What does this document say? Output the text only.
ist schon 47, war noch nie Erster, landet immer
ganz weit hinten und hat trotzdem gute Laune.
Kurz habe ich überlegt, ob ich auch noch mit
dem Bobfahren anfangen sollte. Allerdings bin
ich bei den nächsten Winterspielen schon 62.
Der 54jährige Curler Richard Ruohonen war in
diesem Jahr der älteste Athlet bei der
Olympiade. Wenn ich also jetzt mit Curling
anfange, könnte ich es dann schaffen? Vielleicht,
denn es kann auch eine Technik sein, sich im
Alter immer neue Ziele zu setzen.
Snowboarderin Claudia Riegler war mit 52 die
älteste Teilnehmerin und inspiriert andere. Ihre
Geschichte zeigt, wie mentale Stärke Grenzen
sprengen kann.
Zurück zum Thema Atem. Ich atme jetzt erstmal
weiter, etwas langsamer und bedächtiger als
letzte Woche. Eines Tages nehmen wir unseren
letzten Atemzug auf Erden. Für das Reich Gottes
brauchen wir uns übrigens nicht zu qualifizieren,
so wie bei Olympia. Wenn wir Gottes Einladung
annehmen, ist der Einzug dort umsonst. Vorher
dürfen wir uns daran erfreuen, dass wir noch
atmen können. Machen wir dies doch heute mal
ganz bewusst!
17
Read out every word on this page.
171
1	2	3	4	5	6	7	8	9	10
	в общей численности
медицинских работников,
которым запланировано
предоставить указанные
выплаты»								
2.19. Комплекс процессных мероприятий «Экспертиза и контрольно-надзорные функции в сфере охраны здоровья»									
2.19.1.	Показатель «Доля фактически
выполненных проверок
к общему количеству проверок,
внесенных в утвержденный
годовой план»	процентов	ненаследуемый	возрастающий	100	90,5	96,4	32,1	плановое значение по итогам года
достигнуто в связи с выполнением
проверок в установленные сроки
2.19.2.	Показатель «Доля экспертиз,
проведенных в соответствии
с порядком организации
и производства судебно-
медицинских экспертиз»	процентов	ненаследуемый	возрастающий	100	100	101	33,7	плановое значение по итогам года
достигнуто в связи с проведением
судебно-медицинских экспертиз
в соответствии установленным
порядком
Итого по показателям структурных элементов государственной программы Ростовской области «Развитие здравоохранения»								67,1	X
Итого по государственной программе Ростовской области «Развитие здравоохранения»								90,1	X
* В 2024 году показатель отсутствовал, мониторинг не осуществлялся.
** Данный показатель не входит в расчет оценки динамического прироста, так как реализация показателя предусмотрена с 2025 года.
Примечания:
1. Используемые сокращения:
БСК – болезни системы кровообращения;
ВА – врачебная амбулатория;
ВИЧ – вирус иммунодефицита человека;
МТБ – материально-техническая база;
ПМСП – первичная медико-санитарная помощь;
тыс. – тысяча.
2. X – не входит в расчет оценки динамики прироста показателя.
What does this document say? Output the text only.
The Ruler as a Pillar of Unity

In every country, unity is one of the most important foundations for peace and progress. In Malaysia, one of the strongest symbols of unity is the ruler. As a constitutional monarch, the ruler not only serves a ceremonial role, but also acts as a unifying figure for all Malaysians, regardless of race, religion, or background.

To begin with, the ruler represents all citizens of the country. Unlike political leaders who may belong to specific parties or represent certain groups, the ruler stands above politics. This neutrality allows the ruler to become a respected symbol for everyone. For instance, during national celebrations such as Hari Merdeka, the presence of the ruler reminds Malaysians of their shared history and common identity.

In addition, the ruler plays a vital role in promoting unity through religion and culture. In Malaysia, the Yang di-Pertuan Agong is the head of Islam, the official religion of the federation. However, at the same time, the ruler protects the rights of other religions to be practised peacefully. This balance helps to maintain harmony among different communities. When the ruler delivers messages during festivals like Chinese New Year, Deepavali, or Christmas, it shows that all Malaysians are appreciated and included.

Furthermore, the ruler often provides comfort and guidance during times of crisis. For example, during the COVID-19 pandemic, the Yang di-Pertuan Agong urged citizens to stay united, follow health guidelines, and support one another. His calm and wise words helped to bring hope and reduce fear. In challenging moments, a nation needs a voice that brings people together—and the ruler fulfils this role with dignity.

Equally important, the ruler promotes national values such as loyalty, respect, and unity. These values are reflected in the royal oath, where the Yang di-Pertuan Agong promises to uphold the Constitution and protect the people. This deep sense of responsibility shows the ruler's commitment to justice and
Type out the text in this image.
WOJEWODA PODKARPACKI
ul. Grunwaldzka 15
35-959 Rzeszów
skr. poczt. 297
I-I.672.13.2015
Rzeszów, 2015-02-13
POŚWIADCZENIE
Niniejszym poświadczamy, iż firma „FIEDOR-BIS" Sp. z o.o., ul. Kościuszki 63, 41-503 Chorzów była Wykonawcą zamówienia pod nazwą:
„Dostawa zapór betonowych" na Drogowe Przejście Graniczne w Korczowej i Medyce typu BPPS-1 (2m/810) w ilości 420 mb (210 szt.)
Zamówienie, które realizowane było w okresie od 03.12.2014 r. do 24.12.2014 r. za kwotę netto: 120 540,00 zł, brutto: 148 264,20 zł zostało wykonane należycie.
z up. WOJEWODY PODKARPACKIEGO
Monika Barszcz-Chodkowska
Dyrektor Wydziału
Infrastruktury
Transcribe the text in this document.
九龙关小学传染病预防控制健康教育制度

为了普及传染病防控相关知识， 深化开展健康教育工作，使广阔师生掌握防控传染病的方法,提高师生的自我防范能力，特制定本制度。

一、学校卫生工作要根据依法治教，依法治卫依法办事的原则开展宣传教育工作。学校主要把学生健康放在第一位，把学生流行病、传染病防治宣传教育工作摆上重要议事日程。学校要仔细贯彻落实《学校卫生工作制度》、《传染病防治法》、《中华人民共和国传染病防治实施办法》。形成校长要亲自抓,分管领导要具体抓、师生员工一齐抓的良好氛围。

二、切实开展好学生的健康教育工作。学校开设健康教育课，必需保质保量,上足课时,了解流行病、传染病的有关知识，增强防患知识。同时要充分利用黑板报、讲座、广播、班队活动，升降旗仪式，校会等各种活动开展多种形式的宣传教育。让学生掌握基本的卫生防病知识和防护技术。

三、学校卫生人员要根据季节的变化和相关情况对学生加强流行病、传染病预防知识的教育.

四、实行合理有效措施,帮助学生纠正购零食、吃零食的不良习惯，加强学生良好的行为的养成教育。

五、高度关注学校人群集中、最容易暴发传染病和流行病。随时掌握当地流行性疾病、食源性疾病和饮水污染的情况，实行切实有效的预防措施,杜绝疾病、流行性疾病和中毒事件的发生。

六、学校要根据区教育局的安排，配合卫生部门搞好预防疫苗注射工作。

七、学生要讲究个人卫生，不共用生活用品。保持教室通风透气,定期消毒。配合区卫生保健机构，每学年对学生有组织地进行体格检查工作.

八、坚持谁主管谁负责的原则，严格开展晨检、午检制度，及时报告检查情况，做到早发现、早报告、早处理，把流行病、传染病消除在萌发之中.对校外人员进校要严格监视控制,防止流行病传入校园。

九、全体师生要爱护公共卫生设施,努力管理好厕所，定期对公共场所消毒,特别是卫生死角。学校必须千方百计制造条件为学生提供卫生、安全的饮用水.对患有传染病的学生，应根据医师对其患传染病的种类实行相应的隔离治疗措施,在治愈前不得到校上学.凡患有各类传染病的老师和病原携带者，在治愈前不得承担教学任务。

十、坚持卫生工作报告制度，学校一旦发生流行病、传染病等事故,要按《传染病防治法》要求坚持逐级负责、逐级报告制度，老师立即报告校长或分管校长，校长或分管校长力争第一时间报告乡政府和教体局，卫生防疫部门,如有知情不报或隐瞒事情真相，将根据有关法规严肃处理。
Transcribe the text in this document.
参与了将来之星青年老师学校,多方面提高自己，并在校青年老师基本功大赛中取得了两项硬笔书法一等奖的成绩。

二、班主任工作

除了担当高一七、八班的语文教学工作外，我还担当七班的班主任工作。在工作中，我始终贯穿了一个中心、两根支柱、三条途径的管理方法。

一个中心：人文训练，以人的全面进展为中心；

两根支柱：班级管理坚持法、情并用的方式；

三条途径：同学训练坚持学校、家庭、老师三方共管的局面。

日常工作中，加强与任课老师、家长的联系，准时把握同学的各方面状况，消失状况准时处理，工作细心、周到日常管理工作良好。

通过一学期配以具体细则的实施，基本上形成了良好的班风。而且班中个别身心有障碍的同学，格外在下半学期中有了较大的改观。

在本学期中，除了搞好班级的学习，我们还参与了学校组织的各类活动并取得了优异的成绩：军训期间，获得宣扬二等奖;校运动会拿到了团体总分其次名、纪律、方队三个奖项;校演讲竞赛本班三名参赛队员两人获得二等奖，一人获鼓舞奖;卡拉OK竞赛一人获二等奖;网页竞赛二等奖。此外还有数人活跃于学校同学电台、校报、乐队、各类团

__REQUEST__. Review the preceding data and report every line that includes the string "процентов".

__RESULT__.
годовой план»	процентов	ненаследуемый	возрастающий	100	90,5	96,4	32,1	плановое значение по итогам года
медицинских экспертиз»	процентов	ненаследуемый	возрастающий	100	100	101	33,7	плановое значение по итогам года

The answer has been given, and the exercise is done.